## DO THIS
Scan the records below for lines with the word "哈姆莱特", then state how many you find and nothing else.

═════ INPUT ROWS ═════

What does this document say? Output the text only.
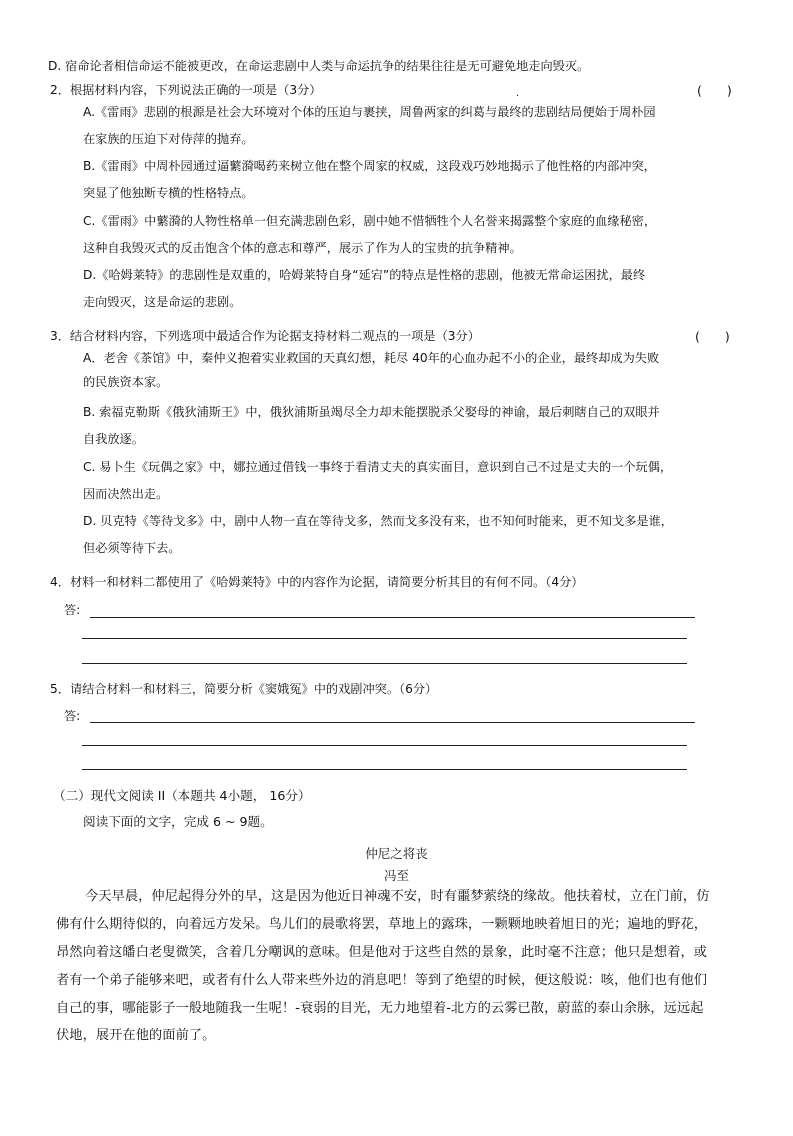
D. 宿命论者相信命运不能被更改，在命运悲剧中人类与命运抗争的结果往往是无可避免地走向毁灭。
.
2．根据材料内容，下列说法正确的一项是（3分）	(　　)
A.《雷雨》悲剧的根源是社会大环境对个体的压迫与裹挟，周鲁两家的纠葛与最终的悲剧结局便始于周朴园
在家族的压迫下对侍萍的抛弃。
B.《雷雨》中周朴园通过逼蘩漪喝药来树立他在整个周家的权威，这段戏巧妙地揭示了他性格的内部冲突，
突显了他独断专横的性格特点。
C.《雷雨》中蘩漪的人物性格单一但充满悲剧色彩，剧中她不惜牺牲个人名誉来揭露整个家庭的血缘秘密，
这种自我毁灭式的反击饱含个体的意志和尊严，展示了作为人的宝贵的抗争精神。
D.《哈姆莱特》的悲剧性是双重的，哈姆莱特自身“延宕”的特点是性格的悲剧，他被无常命运困扰，最终
走向毁灭，这是命运的悲剧。
3．结合材料内容，下列选项中最适合作为论据支持材料二观点的一项是（3分）	(　　)
A．老舍《茶馆》中，秦仲义抱着实业救国的天真幻想，耗尽 40年的心血办起不小的企业，最终却成为失败
的民族资本家。
B. 索福克勒斯《俄狄浦斯王》中，俄狄浦斯虽竭尽全力却未能摆脱杀父娶母的神谕，最后刺瞎自己的双眼并
自我放逐。
C. 易卜生《玩偶之家》中，娜拉通过借钱一事终于看清丈夫的真实面目，意识到自己不过是丈夫的一个玩偶，
因而决然出走。
D. 贝克特《等待戈多》中，剧中人物一直在等待戈多，然而戈多没有来，也不知何时能来，更不知戈多是谁，
但必须等待下去。
4．材料一和材料二都使用了《哈姆莱特》中的内容作为论据，请简要分析其目的有何不同。（4分）
答:
5．请结合材料一和材料三，简要分析《窦娥冤》中的戏剧冲突。（6分）
答:
（二）现代文阅读 II（本题共 4小题， 16分）
阅读下面的文字，完成 6 ~ 9题。
仲尼之将丧
冯至
今天早晨，仲尼起得分外的早，这是因为他近日神魂不安，时有噩梦萦绕的缘故。他扶着杖，立在门前，仿
佛有什么期待似的，向着远方发呆。鸟儿们的晨歌将罢，草地上的露珠，一颗颗地映着旭日的光；遍地的野花，
昂然向着这皤白老叟微笑，含着几分嘲讽的意味。但是他对于这些自然的景象，此时毫不注意；他只是想着，或
者有一个弟子能够来吧，或者有什么人带来些外边的消息吧！等到了绝望的时候，便这般说：咳，他们也有他们
自己的事，哪能影子一般地随我一生呢！-衰弱的目光，无力地望着-北方的云雾已散，蔚蓝的泰山余脉，远远起
伏地，展开在他的面前了。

═════

## OUTPUT OF THE EXERCISE
2